• Instructions to follow:
Write out each line of the listing as it stands, without the images.

Dataset records on visual material

* begin *

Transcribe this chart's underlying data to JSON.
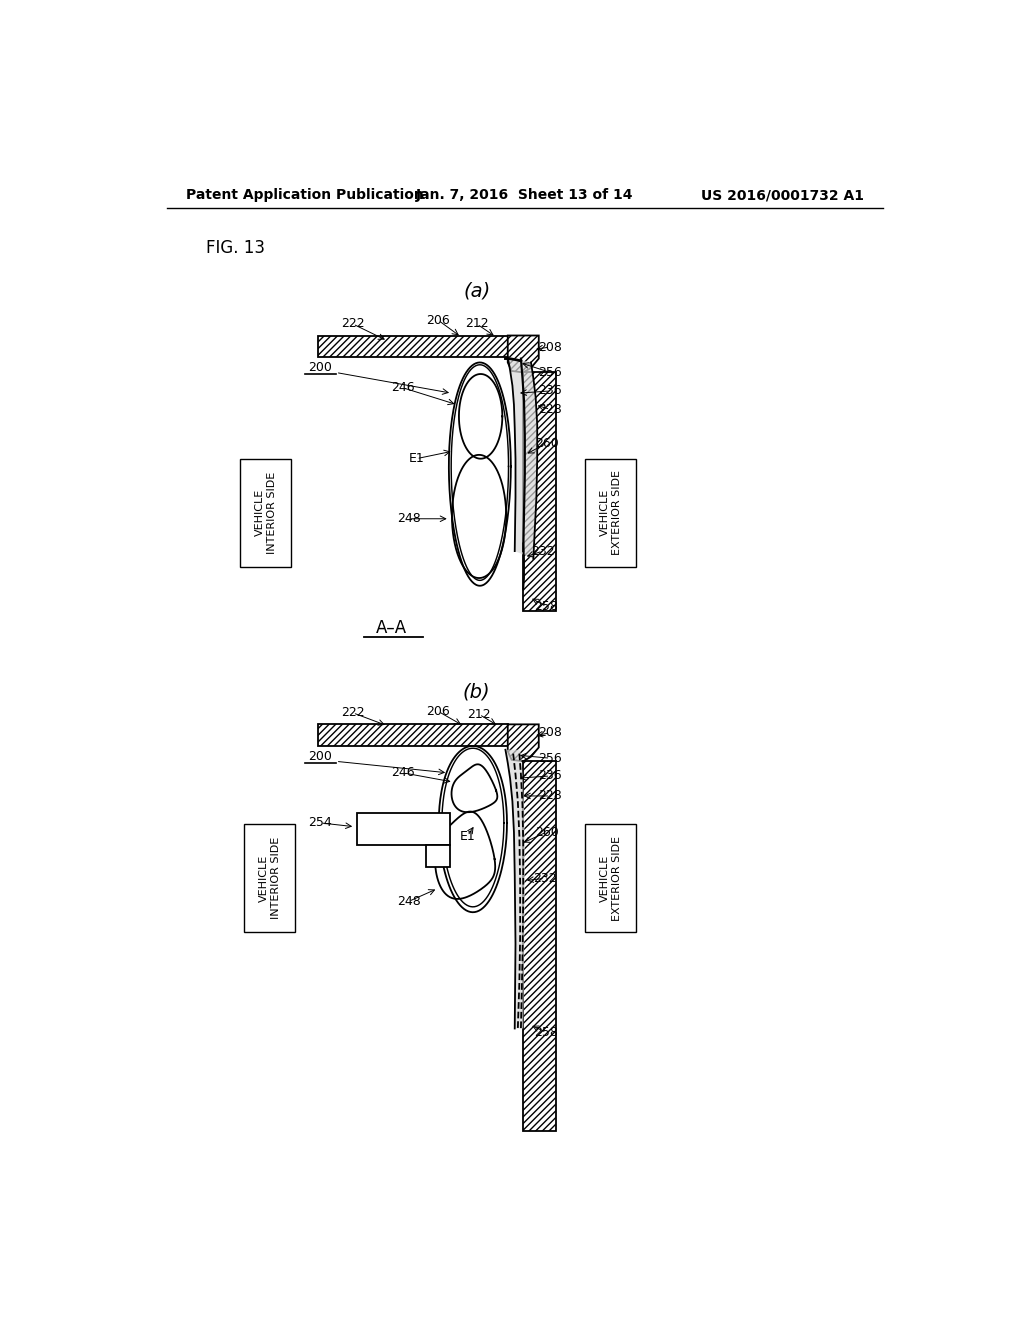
{
  "title_left": "Patent Application Publication",
  "title_mid": "Jan. 7, 2016  Sheet 13 of 14",
  "title_right": "US 2016/0001732 A1",
  "fig_label": "FIG. 13",
  "background_color": "#ffffff",
  "line_color": "#000000"
}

* end *

• Problem solution:
Transcribe this chart's underlying data to JSON.
{
  "title_left": "Patent Application Publication",
  "title_mid": "Jan. 7, 2016  Sheet 13 of 14",
  "title_right": "US 2016/0001732 A1",
  "fig_label": "FIG. 13",
  "background_color": "#ffffff",
  "line_color": "#000000"
}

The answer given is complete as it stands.